(Dataset excerpt)

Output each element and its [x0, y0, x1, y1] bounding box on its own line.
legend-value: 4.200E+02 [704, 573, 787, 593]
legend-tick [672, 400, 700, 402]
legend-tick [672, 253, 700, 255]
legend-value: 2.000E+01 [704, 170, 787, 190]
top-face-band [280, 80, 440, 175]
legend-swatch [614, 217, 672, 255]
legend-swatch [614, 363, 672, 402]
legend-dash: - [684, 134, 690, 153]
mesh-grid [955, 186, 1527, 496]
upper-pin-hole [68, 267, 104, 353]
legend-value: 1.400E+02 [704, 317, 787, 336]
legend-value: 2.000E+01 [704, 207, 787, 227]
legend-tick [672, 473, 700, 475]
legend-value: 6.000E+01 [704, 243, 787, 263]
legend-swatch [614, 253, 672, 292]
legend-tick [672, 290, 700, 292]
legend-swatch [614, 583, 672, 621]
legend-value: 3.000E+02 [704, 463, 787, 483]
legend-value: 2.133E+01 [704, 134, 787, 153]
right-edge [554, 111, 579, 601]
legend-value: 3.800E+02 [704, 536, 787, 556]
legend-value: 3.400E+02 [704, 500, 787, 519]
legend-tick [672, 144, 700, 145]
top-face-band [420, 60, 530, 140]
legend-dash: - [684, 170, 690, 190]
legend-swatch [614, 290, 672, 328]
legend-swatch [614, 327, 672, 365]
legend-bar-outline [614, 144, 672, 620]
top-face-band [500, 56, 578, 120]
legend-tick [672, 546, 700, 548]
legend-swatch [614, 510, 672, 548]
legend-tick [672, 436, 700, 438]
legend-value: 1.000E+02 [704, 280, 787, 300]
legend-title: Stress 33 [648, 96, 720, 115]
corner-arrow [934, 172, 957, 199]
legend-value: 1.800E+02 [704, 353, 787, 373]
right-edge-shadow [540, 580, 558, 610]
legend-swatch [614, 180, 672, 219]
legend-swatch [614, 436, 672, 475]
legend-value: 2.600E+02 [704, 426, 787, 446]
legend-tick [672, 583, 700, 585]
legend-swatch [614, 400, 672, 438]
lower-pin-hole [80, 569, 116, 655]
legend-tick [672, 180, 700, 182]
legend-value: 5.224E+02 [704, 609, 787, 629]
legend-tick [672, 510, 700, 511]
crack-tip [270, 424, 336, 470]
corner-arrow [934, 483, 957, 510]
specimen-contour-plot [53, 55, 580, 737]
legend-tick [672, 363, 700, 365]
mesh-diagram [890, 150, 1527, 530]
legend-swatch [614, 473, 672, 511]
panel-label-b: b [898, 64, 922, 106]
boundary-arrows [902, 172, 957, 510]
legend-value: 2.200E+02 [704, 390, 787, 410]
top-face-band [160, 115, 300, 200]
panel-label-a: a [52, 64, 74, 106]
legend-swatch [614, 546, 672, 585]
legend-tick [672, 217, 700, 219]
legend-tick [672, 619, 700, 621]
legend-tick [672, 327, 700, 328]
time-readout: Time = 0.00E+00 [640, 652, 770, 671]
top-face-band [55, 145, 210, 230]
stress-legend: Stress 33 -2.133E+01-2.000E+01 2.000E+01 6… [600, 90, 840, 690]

• Task description: Report each line in the records above that contains the word "Stress". Case counts, so match capital and lowercase letters exactly.

• Solution below:
legend-title: Stress 33 [648, 96, 720, 115]
stress-legend: Stress 33 -2.133E+01-2.000E+01 2.000E+01 6… [600, 90, 840, 690]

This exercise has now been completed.